AIM OF THE EXERCISE :: Every entry should be repeated exactly. Omit the pictures.

MATERIALS PROVIDED ::
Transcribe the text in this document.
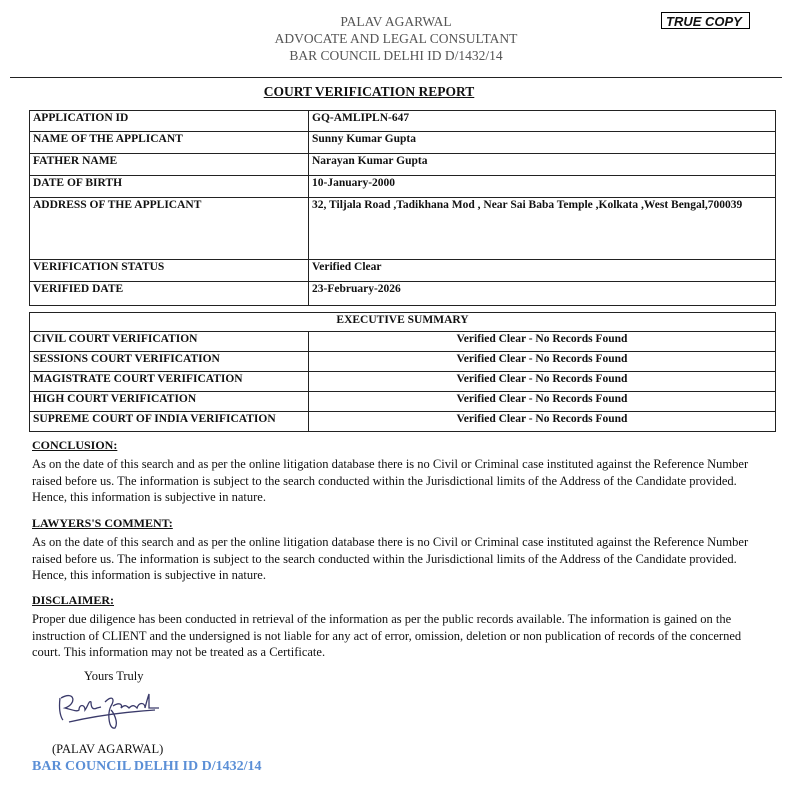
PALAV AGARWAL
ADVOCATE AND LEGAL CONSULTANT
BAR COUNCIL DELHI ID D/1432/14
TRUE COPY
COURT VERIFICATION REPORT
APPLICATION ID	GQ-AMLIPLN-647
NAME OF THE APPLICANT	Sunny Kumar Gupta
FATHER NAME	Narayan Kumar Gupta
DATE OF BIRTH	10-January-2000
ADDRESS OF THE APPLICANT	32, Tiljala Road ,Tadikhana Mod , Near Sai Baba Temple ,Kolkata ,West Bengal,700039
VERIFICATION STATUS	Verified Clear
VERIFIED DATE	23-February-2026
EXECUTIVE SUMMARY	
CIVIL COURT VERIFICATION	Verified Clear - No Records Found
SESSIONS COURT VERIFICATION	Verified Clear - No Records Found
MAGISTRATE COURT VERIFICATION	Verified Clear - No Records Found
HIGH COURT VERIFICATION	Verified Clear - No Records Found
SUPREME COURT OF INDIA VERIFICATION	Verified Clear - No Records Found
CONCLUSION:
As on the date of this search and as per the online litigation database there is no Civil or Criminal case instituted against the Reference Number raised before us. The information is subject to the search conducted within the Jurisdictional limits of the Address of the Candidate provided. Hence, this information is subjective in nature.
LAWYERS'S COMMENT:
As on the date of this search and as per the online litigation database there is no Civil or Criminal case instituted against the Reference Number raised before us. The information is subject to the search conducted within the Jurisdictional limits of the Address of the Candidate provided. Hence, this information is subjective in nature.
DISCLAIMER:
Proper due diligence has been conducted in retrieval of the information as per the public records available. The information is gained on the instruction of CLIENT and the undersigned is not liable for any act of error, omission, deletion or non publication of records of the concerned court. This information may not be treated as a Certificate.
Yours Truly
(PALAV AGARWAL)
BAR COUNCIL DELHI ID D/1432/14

PROBLEM SOLUTION ::
Transcribe the text in this document.
PALAV AGARWAL
ADVOCATE AND LEGAL CONSULTANT
BAR COUNCIL DELHI ID D/1432/14
TRUE COPY
COURT VERIFICATION REPORT
APPLICATION ID	GQ-AMLIPLN-647
NAME OF THE APPLICANT	Sunny Kumar Gupta
FATHER NAME	Narayan Kumar Gupta
DATE OF BIRTH	10-January-2000
ADDRESS OF THE APPLICANT	32, Tiljala Road ,Tadikhana Mod , Near Sai Baba Temple ,Kolkata ,West Bengal,700039
VERIFICATION STATUS	Verified Clear
VERIFIED DATE	23-February-2026
EXECUTIVE SUMMARY	
CIVIL COURT VERIFICATION	Verified Clear - No Records Found
SESSIONS COURT VERIFICATION	Verified Clear - No Records Found
MAGISTRATE COURT VERIFICATION	Verified Clear - No Records Found
HIGH COURT VERIFICATION	Verified Clear - No Records Found
SUPREME COURT OF INDIA VERIFICATION	Verified Clear - No Records Found
CONCLUSION:
As on the date of this search and as per the online litigation database there is no Civil or Criminal case instituted against the Reference Number raised before us. The information is subject to the search conducted within the Jurisdictional limits of the Address of the Candidate provided. Hence, this information is subjective in nature.
LAWYERS'S COMMENT:
As on the date of this search and as per the online litigation database there is no Civil or Criminal case instituted against the Reference Number raised before us. The information is subject to the search conducted within the Jurisdictional limits of the Address of the Candidate provided. Hence, this information is subjective in nature.
DISCLAIMER:
Proper due diligence has been conducted in retrieval of the information as per the public records available. The information is gained on the instruction of CLIENT and the undersigned is not liable for any act of error, omission, deletion or non publication of records of the concerned court. This information may not be treated as a Certificate.
Yours Truly
(PALAV AGARWAL)
BAR COUNCIL DELHI ID D/1432/14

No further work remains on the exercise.